Problem requirements: Copy every line that contains the string "Südostpolitik" from the entries below.
[[ Data, beginning ]]
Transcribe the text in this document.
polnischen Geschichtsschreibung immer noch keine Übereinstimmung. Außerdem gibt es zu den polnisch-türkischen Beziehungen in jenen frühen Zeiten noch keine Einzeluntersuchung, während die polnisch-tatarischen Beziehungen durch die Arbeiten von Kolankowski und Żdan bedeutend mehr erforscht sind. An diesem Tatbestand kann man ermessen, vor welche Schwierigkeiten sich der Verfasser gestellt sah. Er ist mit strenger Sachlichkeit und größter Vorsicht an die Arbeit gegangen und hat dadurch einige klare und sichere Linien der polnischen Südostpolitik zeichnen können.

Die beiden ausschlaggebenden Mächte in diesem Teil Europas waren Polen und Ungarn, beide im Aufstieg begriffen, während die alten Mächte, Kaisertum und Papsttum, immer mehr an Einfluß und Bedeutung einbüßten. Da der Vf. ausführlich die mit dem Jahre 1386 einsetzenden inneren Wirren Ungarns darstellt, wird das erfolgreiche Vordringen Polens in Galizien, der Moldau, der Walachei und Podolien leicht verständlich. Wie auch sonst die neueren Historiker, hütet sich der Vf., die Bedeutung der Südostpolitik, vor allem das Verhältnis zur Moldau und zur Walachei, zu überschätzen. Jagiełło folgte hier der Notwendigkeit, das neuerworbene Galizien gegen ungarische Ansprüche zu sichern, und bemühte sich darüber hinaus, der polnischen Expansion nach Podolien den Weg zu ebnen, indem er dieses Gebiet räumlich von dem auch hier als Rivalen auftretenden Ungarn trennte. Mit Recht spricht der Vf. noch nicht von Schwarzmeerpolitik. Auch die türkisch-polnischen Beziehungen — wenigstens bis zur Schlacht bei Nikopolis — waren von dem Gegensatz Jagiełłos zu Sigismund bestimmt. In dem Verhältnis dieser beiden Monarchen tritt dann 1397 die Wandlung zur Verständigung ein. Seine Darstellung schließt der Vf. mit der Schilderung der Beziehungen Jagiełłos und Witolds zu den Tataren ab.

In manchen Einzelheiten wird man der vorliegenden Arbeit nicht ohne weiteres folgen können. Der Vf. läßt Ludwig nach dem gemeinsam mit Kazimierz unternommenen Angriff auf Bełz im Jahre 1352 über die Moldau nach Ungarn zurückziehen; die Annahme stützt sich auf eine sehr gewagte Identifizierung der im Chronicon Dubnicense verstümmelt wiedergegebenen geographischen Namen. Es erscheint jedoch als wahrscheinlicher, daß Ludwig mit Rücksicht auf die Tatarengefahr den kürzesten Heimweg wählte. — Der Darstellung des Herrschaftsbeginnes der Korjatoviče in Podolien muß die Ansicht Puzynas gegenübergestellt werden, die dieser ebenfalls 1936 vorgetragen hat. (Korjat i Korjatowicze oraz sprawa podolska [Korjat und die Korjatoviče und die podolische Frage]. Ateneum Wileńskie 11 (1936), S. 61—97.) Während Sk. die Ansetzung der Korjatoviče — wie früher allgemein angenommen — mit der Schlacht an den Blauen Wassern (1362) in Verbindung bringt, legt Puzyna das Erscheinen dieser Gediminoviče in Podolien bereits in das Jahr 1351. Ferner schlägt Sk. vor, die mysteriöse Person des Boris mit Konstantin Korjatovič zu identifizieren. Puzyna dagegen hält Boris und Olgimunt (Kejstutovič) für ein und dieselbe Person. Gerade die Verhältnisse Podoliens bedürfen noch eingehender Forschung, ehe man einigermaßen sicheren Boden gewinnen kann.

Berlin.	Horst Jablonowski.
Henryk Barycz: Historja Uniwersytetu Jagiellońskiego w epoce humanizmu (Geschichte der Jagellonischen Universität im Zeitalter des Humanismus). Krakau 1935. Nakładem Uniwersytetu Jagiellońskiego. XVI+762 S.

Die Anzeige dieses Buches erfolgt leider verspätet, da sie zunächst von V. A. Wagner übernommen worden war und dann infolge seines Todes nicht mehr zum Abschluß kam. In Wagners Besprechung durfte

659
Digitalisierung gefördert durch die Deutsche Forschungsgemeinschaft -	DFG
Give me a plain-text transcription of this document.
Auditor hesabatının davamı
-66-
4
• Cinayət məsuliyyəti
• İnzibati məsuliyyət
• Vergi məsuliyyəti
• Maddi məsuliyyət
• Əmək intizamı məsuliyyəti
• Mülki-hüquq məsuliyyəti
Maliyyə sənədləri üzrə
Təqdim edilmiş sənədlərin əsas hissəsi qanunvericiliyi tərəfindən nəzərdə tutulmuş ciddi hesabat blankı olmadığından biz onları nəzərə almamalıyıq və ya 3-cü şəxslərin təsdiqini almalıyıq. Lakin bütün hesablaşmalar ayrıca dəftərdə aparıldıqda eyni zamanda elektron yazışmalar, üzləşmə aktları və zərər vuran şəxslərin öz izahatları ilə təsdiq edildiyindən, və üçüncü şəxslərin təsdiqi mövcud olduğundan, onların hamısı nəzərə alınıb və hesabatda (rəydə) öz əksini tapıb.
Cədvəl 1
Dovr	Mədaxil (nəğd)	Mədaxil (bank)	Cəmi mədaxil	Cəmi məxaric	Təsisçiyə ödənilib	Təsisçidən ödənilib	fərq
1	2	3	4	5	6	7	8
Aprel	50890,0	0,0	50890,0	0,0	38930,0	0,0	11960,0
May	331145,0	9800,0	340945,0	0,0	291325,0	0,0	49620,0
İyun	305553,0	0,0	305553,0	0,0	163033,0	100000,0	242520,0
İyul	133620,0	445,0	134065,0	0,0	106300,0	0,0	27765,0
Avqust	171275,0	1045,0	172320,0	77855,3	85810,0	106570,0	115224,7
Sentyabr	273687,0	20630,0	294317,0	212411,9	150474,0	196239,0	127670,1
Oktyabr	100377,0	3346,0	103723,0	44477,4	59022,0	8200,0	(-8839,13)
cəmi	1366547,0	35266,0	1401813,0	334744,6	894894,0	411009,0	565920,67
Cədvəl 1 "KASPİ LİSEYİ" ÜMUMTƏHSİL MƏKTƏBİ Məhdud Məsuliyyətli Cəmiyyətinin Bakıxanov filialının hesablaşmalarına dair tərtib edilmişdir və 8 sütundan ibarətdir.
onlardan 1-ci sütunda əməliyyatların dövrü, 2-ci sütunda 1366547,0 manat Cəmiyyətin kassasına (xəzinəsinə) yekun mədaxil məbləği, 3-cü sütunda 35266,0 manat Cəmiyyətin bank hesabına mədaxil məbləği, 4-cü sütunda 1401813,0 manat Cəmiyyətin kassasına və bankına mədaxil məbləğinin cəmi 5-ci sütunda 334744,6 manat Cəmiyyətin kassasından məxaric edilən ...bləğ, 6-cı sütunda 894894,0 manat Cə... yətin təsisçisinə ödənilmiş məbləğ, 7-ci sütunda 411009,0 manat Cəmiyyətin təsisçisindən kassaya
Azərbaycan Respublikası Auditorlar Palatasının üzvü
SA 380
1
[[ Data, end ]]
Exercise output:
polnischen Geschichtsschreibung immer noch keine Übereinstimmung. Außerdem gibt es zu den polnisch-türkischen Beziehungen in jenen frühen Zeiten noch keine Einzeluntersuchung, während die polnisch-tatarischen Beziehungen durch die Arbeiten von Kolankowski und Żdan bedeutend mehr erforscht sind. An diesem Tatbestand kann man ermessen, vor welche Schwierigkeiten sich der Verfasser gestellt sah. Er ist mit strenger Sachlichkeit und größter Vorsicht an die Arbeit gegangen und hat dadurch einige klare und sichere Linien der polnischen Südostpolitik zeichnen können.
Die beiden ausschlaggebenden Mächte in diesem Teil Europas waren Polen und Ungarn, beide im Aufstieg begriffen, während die alten Mächte, Kaisertum und Papsttum, immer mehr an Einfluß und Bedeutung einbüßten. Da der Vf. ausführlich die mit dem Jahre 1386 einsetzenden inneren Wirren Ungarns darstellt, wird das erfolgreiche Vordringen Polens in Galizien, der Moldau, der Walachei und Podolien leicht verständlich. Wie auch sonst die neueren Historiker, hütet sich der Vf., die Bedeutung der Südostpolitik, vor allem das Verhältnis zur Moldau und zur Walachei, zu überschätzen. Jagiełło folgte hier der Notwendigkeit, das neuerworbene Galizien gegen ungarische Ansprüche zu sichern, und bemühte sich darüber hinaus, der polnischen Expansion nach Podolien den Weg zu ebnen, indem er dieses Gebiet räumlich von dem auch hier als Rivalen auftretenden Ungarn trennte. Mit Recht spricht der Vf. noch nicht von Schwarzmeerpolitik. Auch die türkisch-polnischen Beziehungen — wenigstens bis zur Schlacht bei Nikopolis — waren von dem Gegensatz Jagiełłos zu Sigismund bestimmt. In dem Verhältnis dieser beiden Monarchen tritt dann 1397 die Wandlung zur Verständigung ein. Seine Darstellung schließt der Vf. mit der Schilderung der Beziehungen Jagiełłos und Witolds zu den Tataren ab.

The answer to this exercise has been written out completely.